Set exercise – Check every line of the entries for "reduce", and copy the lines that hold it.

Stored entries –
* * * *

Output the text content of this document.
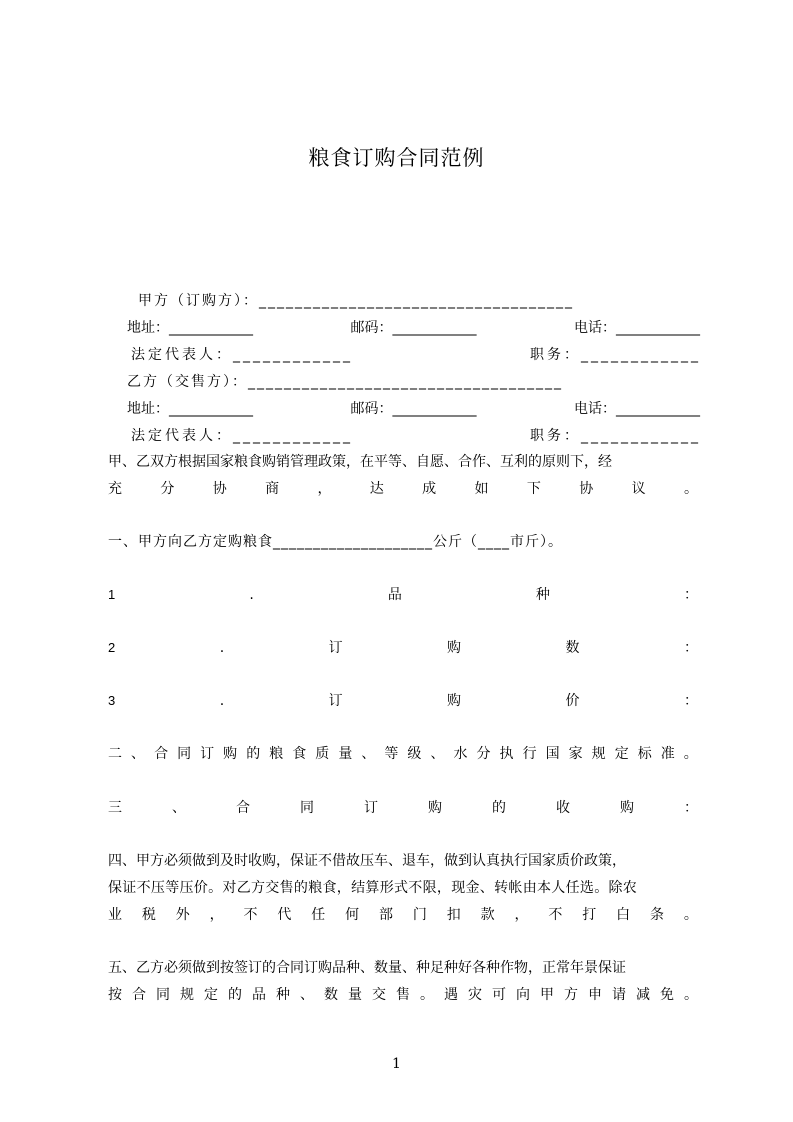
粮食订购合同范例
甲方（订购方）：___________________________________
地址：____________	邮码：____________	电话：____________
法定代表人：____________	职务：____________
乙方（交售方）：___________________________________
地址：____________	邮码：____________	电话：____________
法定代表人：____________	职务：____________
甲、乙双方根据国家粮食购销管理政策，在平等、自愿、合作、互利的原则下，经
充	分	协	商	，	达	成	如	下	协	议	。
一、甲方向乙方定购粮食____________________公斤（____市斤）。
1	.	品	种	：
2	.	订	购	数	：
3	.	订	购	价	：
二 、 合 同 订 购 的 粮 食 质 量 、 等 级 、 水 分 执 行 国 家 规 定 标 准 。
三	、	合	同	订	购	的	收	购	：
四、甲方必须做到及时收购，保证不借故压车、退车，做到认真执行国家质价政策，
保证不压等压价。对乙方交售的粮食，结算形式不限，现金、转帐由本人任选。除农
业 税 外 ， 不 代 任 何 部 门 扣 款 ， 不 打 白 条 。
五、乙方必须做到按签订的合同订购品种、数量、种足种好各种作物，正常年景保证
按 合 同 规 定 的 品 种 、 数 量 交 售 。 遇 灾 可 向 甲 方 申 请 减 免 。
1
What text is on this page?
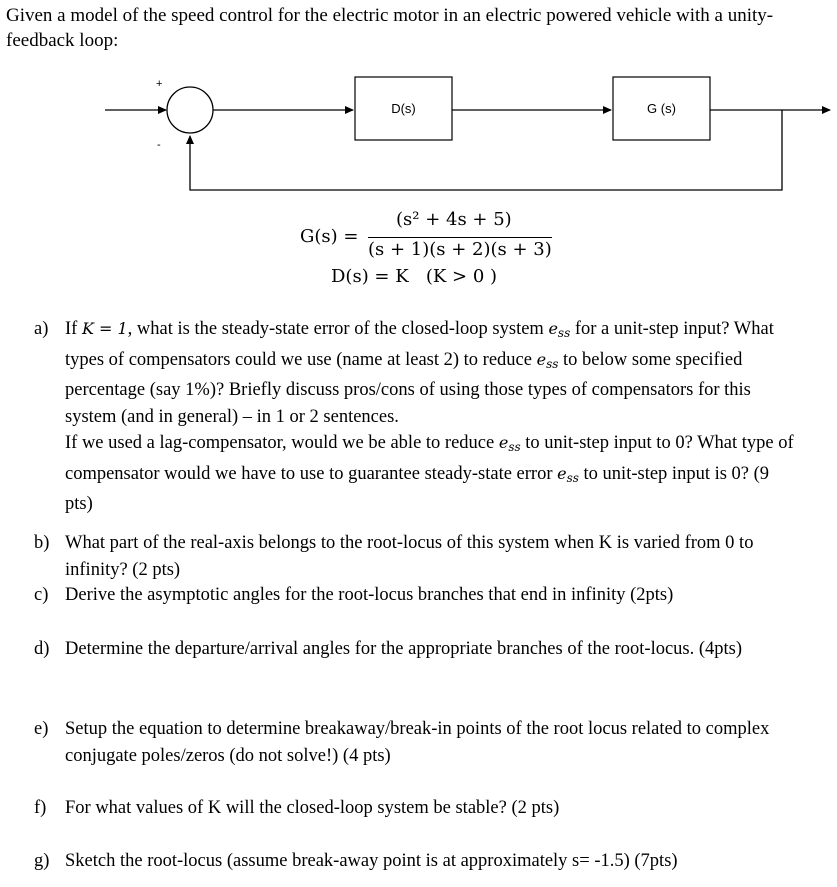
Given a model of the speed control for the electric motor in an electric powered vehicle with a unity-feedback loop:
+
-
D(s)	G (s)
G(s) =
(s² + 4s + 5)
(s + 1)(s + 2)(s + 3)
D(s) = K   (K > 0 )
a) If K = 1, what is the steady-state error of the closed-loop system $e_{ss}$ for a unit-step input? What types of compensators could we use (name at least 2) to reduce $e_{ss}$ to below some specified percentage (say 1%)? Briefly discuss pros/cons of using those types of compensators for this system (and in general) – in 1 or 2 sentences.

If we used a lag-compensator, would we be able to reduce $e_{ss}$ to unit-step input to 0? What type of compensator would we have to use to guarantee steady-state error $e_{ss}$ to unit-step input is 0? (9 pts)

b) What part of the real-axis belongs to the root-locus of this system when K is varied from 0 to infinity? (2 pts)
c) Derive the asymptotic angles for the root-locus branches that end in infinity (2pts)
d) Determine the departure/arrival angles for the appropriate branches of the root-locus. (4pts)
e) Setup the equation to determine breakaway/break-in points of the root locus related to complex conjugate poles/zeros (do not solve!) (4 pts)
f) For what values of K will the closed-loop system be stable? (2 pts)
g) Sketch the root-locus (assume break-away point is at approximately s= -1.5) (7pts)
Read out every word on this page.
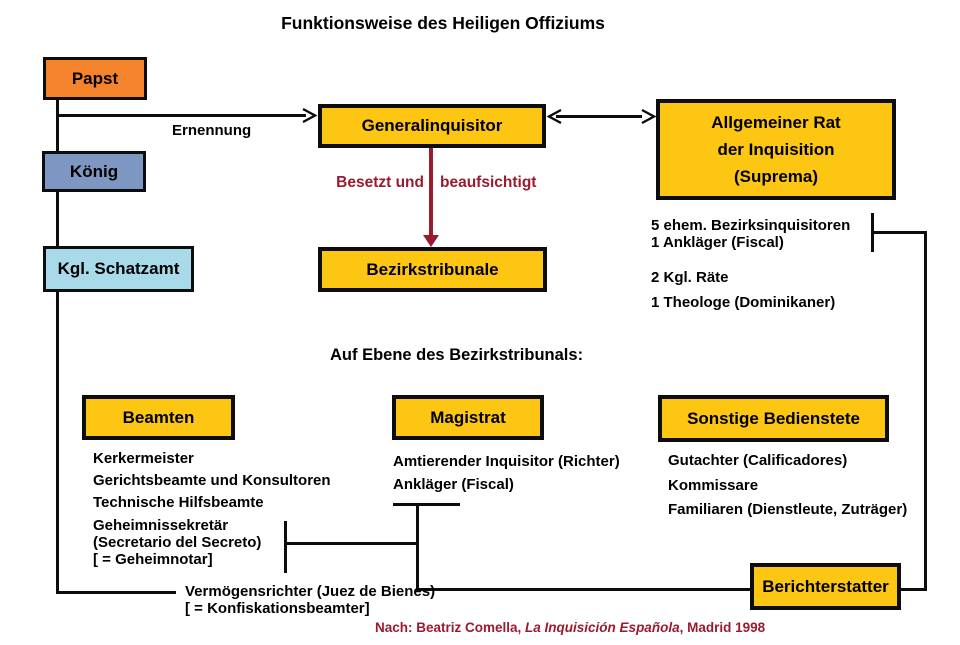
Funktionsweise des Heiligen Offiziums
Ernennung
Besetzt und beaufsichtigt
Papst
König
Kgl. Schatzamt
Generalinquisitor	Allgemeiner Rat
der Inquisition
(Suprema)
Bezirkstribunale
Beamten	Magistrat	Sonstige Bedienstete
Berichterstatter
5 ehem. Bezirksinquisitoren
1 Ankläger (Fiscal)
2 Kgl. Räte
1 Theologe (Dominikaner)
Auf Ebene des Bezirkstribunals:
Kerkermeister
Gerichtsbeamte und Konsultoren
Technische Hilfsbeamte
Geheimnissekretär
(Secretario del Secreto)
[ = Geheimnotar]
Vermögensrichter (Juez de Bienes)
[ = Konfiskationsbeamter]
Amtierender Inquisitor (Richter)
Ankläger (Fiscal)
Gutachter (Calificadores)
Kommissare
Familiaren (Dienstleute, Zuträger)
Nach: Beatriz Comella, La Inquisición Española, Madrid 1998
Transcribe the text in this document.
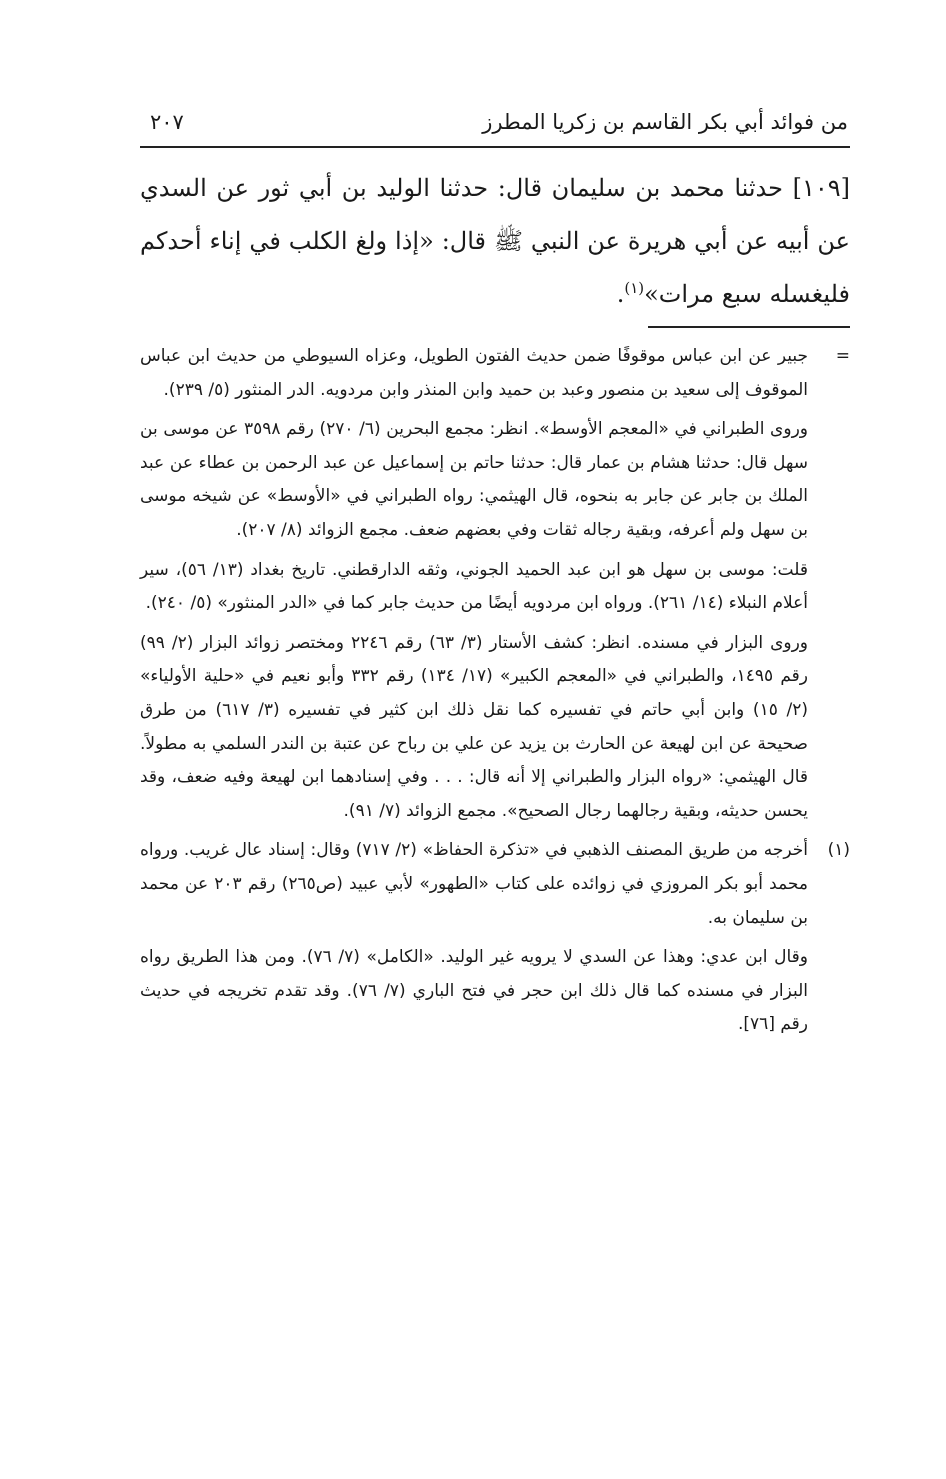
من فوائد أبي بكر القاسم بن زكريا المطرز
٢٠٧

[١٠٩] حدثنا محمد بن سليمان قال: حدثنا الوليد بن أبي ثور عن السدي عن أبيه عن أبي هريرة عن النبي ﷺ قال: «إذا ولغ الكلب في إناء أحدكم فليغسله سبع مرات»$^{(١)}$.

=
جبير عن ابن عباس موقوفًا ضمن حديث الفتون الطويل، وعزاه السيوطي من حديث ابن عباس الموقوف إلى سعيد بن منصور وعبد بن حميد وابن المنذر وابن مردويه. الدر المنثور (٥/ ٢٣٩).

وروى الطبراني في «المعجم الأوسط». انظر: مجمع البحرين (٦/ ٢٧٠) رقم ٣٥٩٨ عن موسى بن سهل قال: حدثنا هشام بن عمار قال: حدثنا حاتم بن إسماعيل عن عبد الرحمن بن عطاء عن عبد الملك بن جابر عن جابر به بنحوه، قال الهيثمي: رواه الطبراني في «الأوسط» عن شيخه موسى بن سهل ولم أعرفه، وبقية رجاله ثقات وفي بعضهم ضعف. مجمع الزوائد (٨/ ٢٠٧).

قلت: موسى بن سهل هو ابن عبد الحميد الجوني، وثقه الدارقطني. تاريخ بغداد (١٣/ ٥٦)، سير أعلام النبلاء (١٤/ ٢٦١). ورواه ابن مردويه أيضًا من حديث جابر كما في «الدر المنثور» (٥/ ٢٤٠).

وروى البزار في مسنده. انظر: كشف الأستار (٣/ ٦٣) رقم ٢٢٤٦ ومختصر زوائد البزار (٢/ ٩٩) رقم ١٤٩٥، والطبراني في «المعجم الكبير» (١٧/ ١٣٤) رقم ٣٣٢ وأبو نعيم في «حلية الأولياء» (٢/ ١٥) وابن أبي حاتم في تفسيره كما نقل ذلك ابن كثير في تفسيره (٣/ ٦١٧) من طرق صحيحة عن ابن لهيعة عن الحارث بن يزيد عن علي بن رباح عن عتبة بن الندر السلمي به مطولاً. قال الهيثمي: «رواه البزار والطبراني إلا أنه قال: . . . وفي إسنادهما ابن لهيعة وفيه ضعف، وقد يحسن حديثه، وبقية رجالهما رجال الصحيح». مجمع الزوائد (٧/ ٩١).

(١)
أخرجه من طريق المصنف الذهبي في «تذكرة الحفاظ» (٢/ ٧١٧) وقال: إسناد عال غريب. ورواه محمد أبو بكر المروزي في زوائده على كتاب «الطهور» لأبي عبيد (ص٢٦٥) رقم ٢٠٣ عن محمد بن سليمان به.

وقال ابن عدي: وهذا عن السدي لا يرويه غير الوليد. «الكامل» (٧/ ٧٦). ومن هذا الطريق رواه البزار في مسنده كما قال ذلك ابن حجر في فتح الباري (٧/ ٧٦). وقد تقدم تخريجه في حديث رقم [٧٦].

* * * *

Task response –
a) If K = 1, what is the steady-state error of the closed-loop system $e_{ss}$ for a unit-step input? What types of compensators could we use (name at least 2) to reduce $e_{ss}$ to below some specified percentage (say 1%)? Briefly discuss pros/cons of using those types of compensators for this system (and in general) – in 1 or 2 sentences.
If we used a lag-compensator, would we be able to reduce $e_{ss}$ to unit-step input to 0? What type of compensator would we have to use to guarantee steady-state error $e_{ss}$ to unit-step input is 0? (9 pts)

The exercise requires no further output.